> **The request**: All the data below goes into the copy word for word, but the pictures don't.

> **Recorded data**:
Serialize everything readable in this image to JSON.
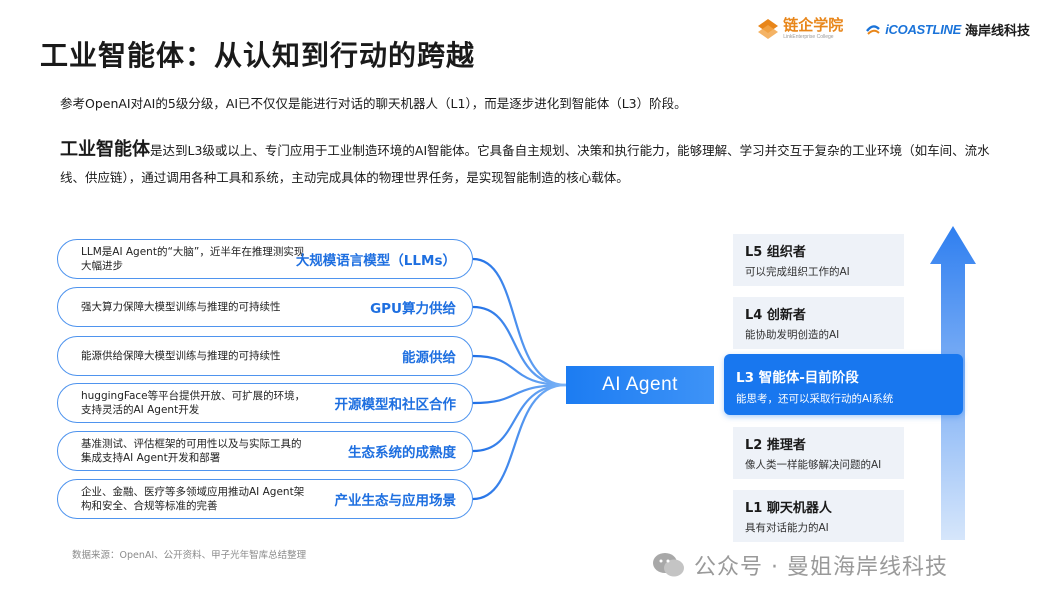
{
  "header": {
    "title": "工业智能体：从认知到行动的跨越",
    "logo_left_name": "链企学院",
    "logo_left_sub": "LinkEnterprise College",
    "logo_right_mark": "iCOASTLINE",
    "logo_right_name": "海岸线科技"
  },
  "intro": "参考OpenAI对AI的5级分级，AI已不仅仅是能进行对话的聊天机器人（L1），而是逐步进化到智能体（L3）阶段。",
  "definition": {
    "term": "工业智能体",
    "text": "是达到L3级或以上、专门应用于工业制造环境的AI智能体。它具备自主规划、决策和执行能力，能够理解、学习并交互于复杂的工业环境（如车间、流水线、供应链），通过调用各种工具和系统，主动完成具体的物理世界任务，是实现智能制造的核心载体。"
  },
  "drivers": [
    {
      "desc": "LLM是AI Agent的“大脑”，近半年在推理测实现大幅进步",
      "title": "大规模语言模型（LLMs）"
    },
    {
      "desc": "强大算力保障大模型训练与推理的可持续性",
      "title": "GPU算力供给"
    },
    {
      "desc": "能源供给保障大模型训练与推理的可持续性",
      "title": "能源供给"
    },
    {
      "desc": "huggingFace等平台提供开放、可扩展的环境，支持灵活的AI Agent开发",
      "title": "开源模型和社区合作"
    },
    {
      "desc": "基准测试、评估框架的可用性以及与实际工具的集成支持AI Agent开发和部署",
      "title": "生态系统的成熟度"
    },
    {
      "desc": "企业、金融、医疗等多领域应用推动AI Agent架构和安全、合规等标准的完善",
      "title": "产业生态与应用场景"
    }
  ],
  "agent_label": "AI  Agent",
  "levels": [
    {
      "title": "L5 组织者",
      "desc": "可以完成组织工作的AI"
    },
    {
      "title": "L4 创新者",
      "desc": "能协助发明创造的AI"
    },
    {
      "title": "L3 智能体-目前阶段",
      "desc": "能思考，还可以采取行动的AI系统"
    },
    {
      "title": "L2 推理者",
      "desc": "像人类一样能够解决问题的AI"
    },
    {
      "title": "L1  聊天机器人",
      "desc": "具有对话能力的AI"
    }
  ],
  "source": "数据来源：OpenAI、公开资料、甲子光年智库总结整理",
  "watermark": "公众号 · 曼姐海岸线科技",
  "colors": {
    "accent": "#1877ef",
    "connector": "#3d8bf0",
    "arrow_top": "#2f7ff0",
    "arrow_bottom": "#d6e6fb",
    "logo_orange": "#e8861a"
  },
  "icons": {
    "arrow": "up-arrow-icon",
    "watermark": "wechat-icon"
  }
}
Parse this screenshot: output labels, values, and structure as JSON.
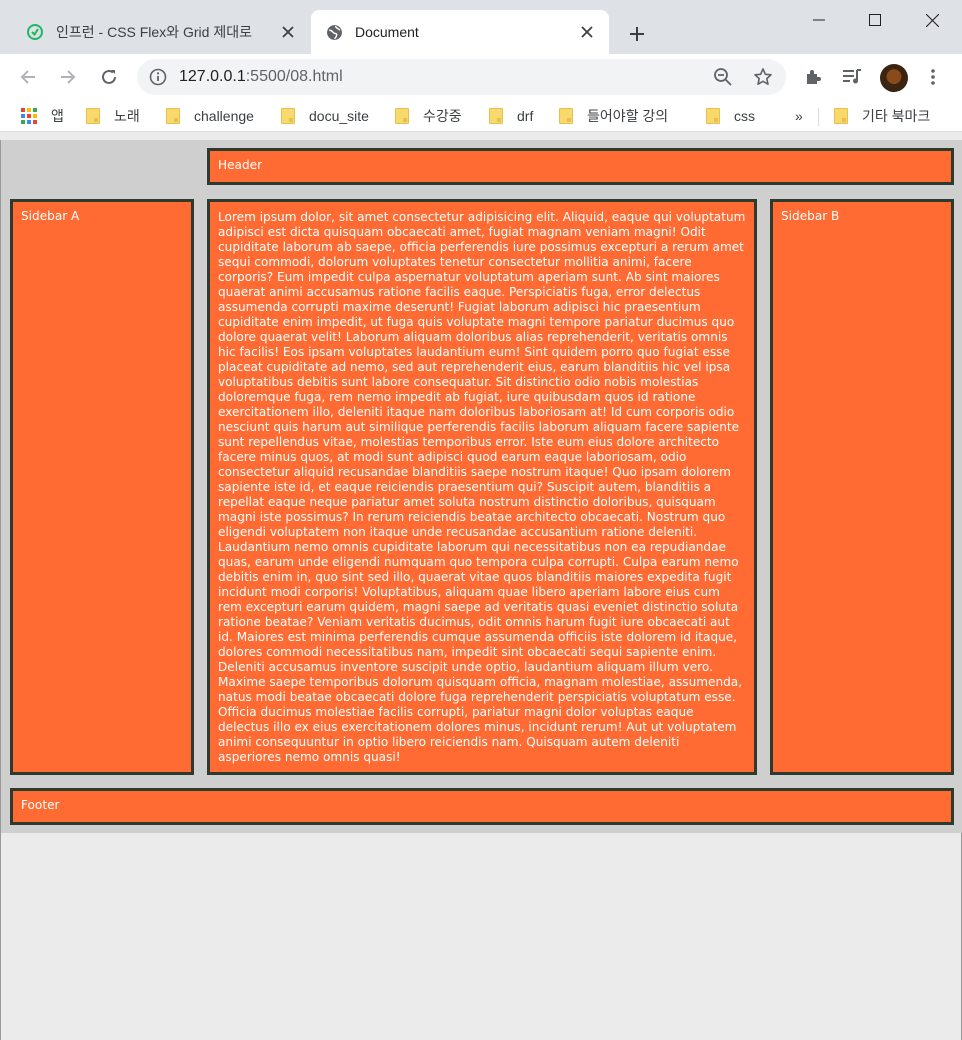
{
  "browser": {
    "tabs": [
      {
        "title": "인프런 - CSS Flex와 Grid 제대로",
        "active": false
      },
      {
        "title": "Document",
        "active": true
      }
    ],
    "url": {
      "host": "127.0.0.1",
      "path": ":5500/08.html"
    },
    "bookmarks": [
      {
        "label": "앱",
        "type": "apps"
      },
      {
        "label": "노래",
        "type": "folder"
      },
      {
        "label": "challenge",
        "type": "folder"
      },
      {
        "label": "docu_site",
        "type": "folder"
      },
      {
        "label": "수강중",
        "type": "folder"
      },
      {
        "label": "drf",
        "type": "folder"
      },
      {
        "label": "들어야할 강의",
        "type": "folder"
      },
      {
        "label": "css",
        "type": "folder"
      },
      {
        "label": "기타 북마크",
        "type": "folder"
      }
    ],
    "overflow_label": "»",
    "colors": {
      "tabstrip": "#dee1e6",
      "omnibox": "#f1f3f4"
    }
  },
  "page": {
    "header": "Header",
    "sidebar_a": "Sidebar A",
    "sidebar_b": "Sidebar B",
    "footer": "Footer",
    "content": "Lorem ipsum dolor, sit amet consectetur adipisicing elit. Aliquid, eaque qui voluptatum adipisci est dicta quisquam obcaecati amet, fugiat magnam veniam magni! Odit cupiditate laborum ab saepe, officia perferendis iure possimus excepturi a rerum amet sequi commodi, dolorum voluptates tenetur consectetur mollitia animi, facere corporis? Eum impedit culpa aspernatur voluptatum aperiam sunt. Ab sint maiores quaerat animi accusamus ratione facilis eaque. Perspiciatis fuga, error delectus assumenda corrupti maxime deserunt! Fugiat laborum adipisci hic praesentium cupiditate enim impedit, ut fuga quis voluptate magni tempore pariatur ducimus quo dolore quaerat velit! Laborum aliquam doloribus alias reprehenderit, veritatis omnis hic facilis! Eos ipsam voluptates laudantium eum! Sint quidem porro quo fugiat esse placeat cupiditate ad nemo, sed aut reprehenderit eius, earum blanditiis hic vel ipsa voluptatibus debitis sunt labore consequatur. Sit distinctio odio nobis molestias doloremque fuga, rem nemo impedit ab fugiat, iure quibusdam quos id ratione exercitationem illo, deleniti itaque nam doloribus laboriosam at! Id cum corporis odio nesciunt quis harum aut similique perferendis facilis laborum aliquam facere sapiente sunt repellendus vitae, molestias temporibus error. Iste eum eius dolore architecto facere minus quos, at modi sunt adipisci quod earum eaque laboriosam, odio consectetur aliquid recusandae blanditiis saepe nostrum itaque! Quo ipsam dolorem sapiente iste id, et eaque reiciendis praesentium qui? Suscipit autem, blanditiis a repellat eaque neque pariatur amet soluta nostrum distinctio doloribus, quisquam magni iste possimus? In rerum reiciendis beatae architecto obcaecati. Nostrum quo eligendi voluptatem non itaque unde recusandae accusantium ratione deleniti. Laudantium nemo omnis cupiditate laborum qui necessitatibus non ea repudiandae quas, earum unde eligendi numquam quo tempora culpa corrupti. Culpa earum nemo debitis enim in, quo sint sed illo, quaerat vitae quos blanditiis maiores expedita fugit incidunt modi corporis! Voluptatibus, aliquam quae libero aperiam labore eius cum rem excepturi earum quidem, magni saepe ad veritatis quasi eveniet distinctio soluta ratione beatae? Veniam veritatis ducimus, odit omnis harum fugit iure obcaecati aut id. Maiores est minima perferendis cumque assumenda officiis iste dolorem id itaque, dolores commodi necessitatibus nam, impedit sint obcaecati sequi sapiente enim. Deleniti accusamus inventore suscipit unde optio, laudantium aliquam illum vero. Maxime saepe temporibus dolorum quisquam officia, magnam molestiae, assumenda, natus modi beatae obcaecati dolore fuga reprehenderit perspiciatis voluptatum esse. Officia ducimus molestiae facilis corrupti, pariatur magni dolor voluptas eaque delectus illo ex eius exercitationem dolores minus, incidunt rerum! Aut ut voluptatem animi consequuntur in optio libero reiciendis nam. Quisquam autem deleniti asperiores nemo omnis quasi!",
    "colors": {
      "box_fill": "#ff6b32",
      "box_border": "#2f3a2f",
      "grid_bg": "#cfcfcf",
      "page_bg": "#ebebeb"
    }
  }
}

> **Result below**:
Serialize everything readable in this image to JSON.
{
  "header": {
    "title": "工业智能体：从认知到行动的跨越",
    "logo_left_name": "链企学院",
    "logo_left_sub": "LinkEnterprise College",
    "logo_right_mark": "iCOASTLINE",
    "logo_right_name": "海岸线科技"
  },
  "intro": "参考OpenAI对AI的5级分级，AI已不仅仅是能进行对话的聊天机器人（L1），而是逐步进化到智能体（L3）阶段。",
  "definition": {
    "term": "工业智能体",
    "text": "是达到L3级或以上、专门应用于工业制造环境的AI智能体。它具备自主规划、决策和执行能力，能够理解、学习并交互于复杂的工业环境（如车间、流水线、供应链），通过调用各种工具和系统，主动完成具体的物理世界任务，是实现智能制造的核心载体。"
  },
  "drivers": [
    {
      "desc": "LLM是AI Agent的“大脑”，近半年在推理测实现大幅进步",
      "title": "大规模语言模型（LLMs）"
    },
    {
      "desc": "强大算力保障大模型训练与推理的可持续性",
      "title": "GPU算力供给"
    },
    {
      "desc": "能源供给保障大模型训练与推理的可持续性",
      "title": "能源供给"
    },
    {
      "desc": "huggingFace等平台提供开放、可扩展的环境，支持灵活的AI Agent开发",
      "title": "开源模型和社区合作"
    },
    {
      "desc": "基准测试、评估框架的可用性以及与实际工具的集成支持AI Agent开发和部署",
      "title": "生态系统的成熟度"
    },
    {
      "desc": "企业、金融、医疗等多领域应用推动AI Agent架构和安全、合规等标准的完善",
      "title": "产业生态与应用场景"
    }
  ],
  "agent_label": "AI  Agent",
  "levels": [
    {
      "title": "L5 组织者",
      "desc": "可以完成组织工作的AI"
    },
    {
      "title": "L4 创新者",
      "desc": "能协助发明创造的AI"
    },
    {
      "title": "L3 智能体-目前阶段",
      "desc": "能思考，还可以采取行动的AI系统"
    },
    {
      "title": "L2 推理者",
      "desc": "像人类一样能够解决问题的AI"
    },
    {
      "title": "L1  聊天机器人",
      "desc": "具有对话能力的AI"
    }
  ],
  "source": "数据来源：OpenAI、公开资料、甲子光年智库总结整理",
  "watermark": "公众号 · 曼姐海岸线科技",
  "colors": {
    "accent": "#1877ef",
    "connector": "#3d8bf0",
    "arrow_top": "#2f7ff0",
    "arrow_bottom": "#d6e6fb",
    "logo_orange": "#e8861a"
  },
  "icons": {
    "arrow": "up-arrow-icon",
    "watermark": "wechat-icon"
  }
}
Parse this screenshot: output labels, values, and structure as JSON.
{
  "browser": {
    "tabs": [
      {
        "title": "인프런 - CSS Flex와 Grid 제대로",
        "active": false
      },
      {
        "title": "Document",
        "active": true
      }
    ],
    "url": {
      "host": "127.0.0.1",
      "path": ":5500/08.html"
    },
    "bookmarks": [
      {
        "label": "앱",
        "type": "apps"
      },
      {
        "label": "노래",
        "type": "folder"
      },
      {
        "label": "challenge",
        "type": "folder"
      },
      {
        "label": "docu_site",
        "type": "folder"
      },
      {
        "label": "수강중",
        "type": "folder"
      },
      {
        "label": "drf",
        "type": "folder"
      },
      {
        "label": "들어야할 강의",
        "type": "folder"
      },
      {
        "label": "css",
        "type": "folder"
      },
      {
        "label": "기타 북마크",
        "type": "folder"
      }
    ],
    "overflow_label": "»",
    "colors": {
      "tabstrip": "#dee1e6",
      "omnibox": "#f1f3f4"
    }
  },
  "page": {
    "header": "Header",
    "sidebar_a": "Sidebar A",
    "sidebar_b": "Sidebar B",
    "footer": "Footer",
    "content": "Lorem ipsum dolor, sit amet consectetur adipisicing elit. Aliquid, eaque qui voluptatum adipisci est dicta quisquam obcaecati amet, fugiat magnam veniam magni! Odit cupiditate laborum ab saepe, officia perferendis iure possimus excepturi a rerum amet sequi commodi, dolorum voluptates tenetur consectetur mollitia animi, facere corporis? Eum impedit culpa aspernatur voluptatum aperiam sunt. Ab sint maiores quaerat animi accusamus ratione facilis eaque. Perspiciatis fuga, error delectus assumenda corrupti maxime deserunt! Fugiat laborum adipisci hic praesentium cupiditate enim impedit, ut fuga quis voluptate magni tempore pariatur ducimus quo dolore quaerat velit! Laborum aliquam doloribus alias reprehenderit, veritatis omnis hic facilis! Eos ipsam voluptates laudantium eum! Sint quidem porro quo fugiat esse placeat cupiditate ad nemo, sed aut reprehenderit eius, earum blanditiis hic vel ipsa voluptatibus debitis sunt labore consequatur. Sit distinctio odio nobis molestias doloremque fuga, rem nemo impedit ab fugiat, iure quibusdam quos id ratione exercitationem illo, deleniti itaque nam doloribus laboriosam at! Id cum corporis odio nesciunt quis harum aut similique perferendis facilis laborum aliquam facere sapiente sunt repellendus vitae, molestias temporibus error. Iste eum eius dolore architecto facere minus quos, at modi sunt adipisci quod earum eaque laboriosam, odio consectetur aliquid recusandae blanditiis saepe nostrum itaque! Quo ipsam dolorem sapiente iste id, et eaque reiciendis praesentium qui? Suscipit autem, blanditiis a repellat eaque neque pariatur amet soluta nostrum distinctio doloribus, quisquam magni iste possimus? In rerum reiciendis beatae architecto obcaecati. Nostrum quo eligendi voluptatem non itaque unde recusandae accusantium ratione deleniti. Laudantium nemo omnis cupiditate laborum qui necessitatibus non ea repudiandae quas, earum unde eligendi numquam quo tempora culpa corrupti. Culpa earum nemo debitis enim in, quo sint sed illo, quaerat vitae quos blanditiis maiores expedita fugit incidunt modi corporis! Voluptatibus, aliquam quae libero aperiam labore eius cum rem excepturi earum quidem, magni saepe ad veritatis quasi eveniet distinctio soluta ratione beatae? Veniam veritatis ducimus, odit omnis harum fugit iure obcaecati aut id. Maiores est minima perferendis cumque assumenda officiis iste dolorem id itaque, dolores commodi necessitatibus nam, impedit sint obcaecati sequi sapiente enim. Deleniti accusamus inventore suscipit unde optio, laudantium aliquam illum vero. Maxime saepe temporibus dolorum quisquam officia, magnam molestiae, assumenda, natus modi beatae obcaecati dolore fuga reprehenderit perspiciatis voluptatum esse. Officia ducimus molestiae facilis corrupti, pariatur magni dolor voluptas eaque delectus illo ex eius exercitationem dolores minus, incidunt rerum! Aut ut voluptatem animi consequuntur in optio libero reiciendis nam. Quisquam autem deleniti asperiores nemo omnis quasi!",
    "colors": {
      "box_fill": "#ff6b32",
      "box_border": "#2f3a2f",
      "grid_bg": "#cfcfcf",
      "page_bg": "#ebebeb"
    }
  }
}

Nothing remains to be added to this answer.